▶ Do this: Exactly reproduce the entries, dropping any pictures from your copy.

▶ Task input:
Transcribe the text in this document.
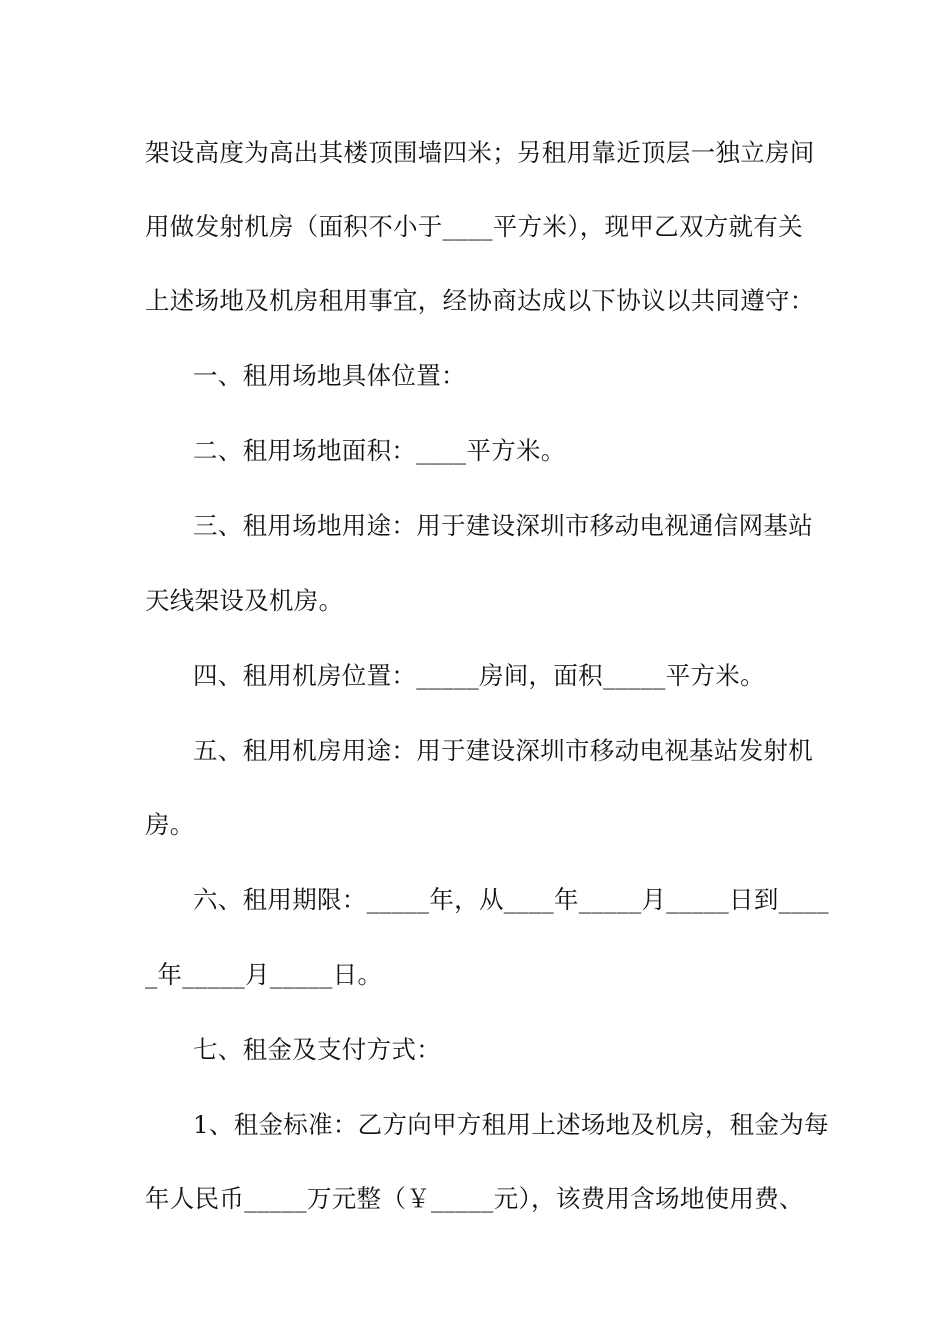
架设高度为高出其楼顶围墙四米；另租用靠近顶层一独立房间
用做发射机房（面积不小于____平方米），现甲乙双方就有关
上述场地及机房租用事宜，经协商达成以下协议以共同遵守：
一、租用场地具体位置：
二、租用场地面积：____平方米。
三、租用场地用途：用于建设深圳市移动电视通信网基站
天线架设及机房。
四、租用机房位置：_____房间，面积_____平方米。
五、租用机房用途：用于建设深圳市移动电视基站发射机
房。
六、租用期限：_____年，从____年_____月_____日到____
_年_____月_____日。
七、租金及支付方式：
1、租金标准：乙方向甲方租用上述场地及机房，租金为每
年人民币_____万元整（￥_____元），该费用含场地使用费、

▶ Result:
Transcribe the text in this document.
架设高度为高出其楼顶围墙四米；另租用靠近顶层一独立房间
用做发射机房（面积不小于____平方米），现甲乙双方就有关
上述场地及机房租用事宜，经协商达成以下协议以共同遵守：
一、租用场地具体位置：
二、租用场地面积：____平方米。
三、租用场地用途：用于建设深圳市移动电视通信网基站
天线架设及机房。
四、租用机房位置：_____房间，面积_____平方米。
五、租用机房用途：用于建设深圳市移动电视基站发射机
房。
六、租用期限：_____年，从____年_____月_____日到____
_年_____月_____日。
七、租金及支付方式：
1、租金标准：乙方向甲方租用上述场地及机房，租金为每
年人民币_____万元整（￥_____元），该费用含场地使用费、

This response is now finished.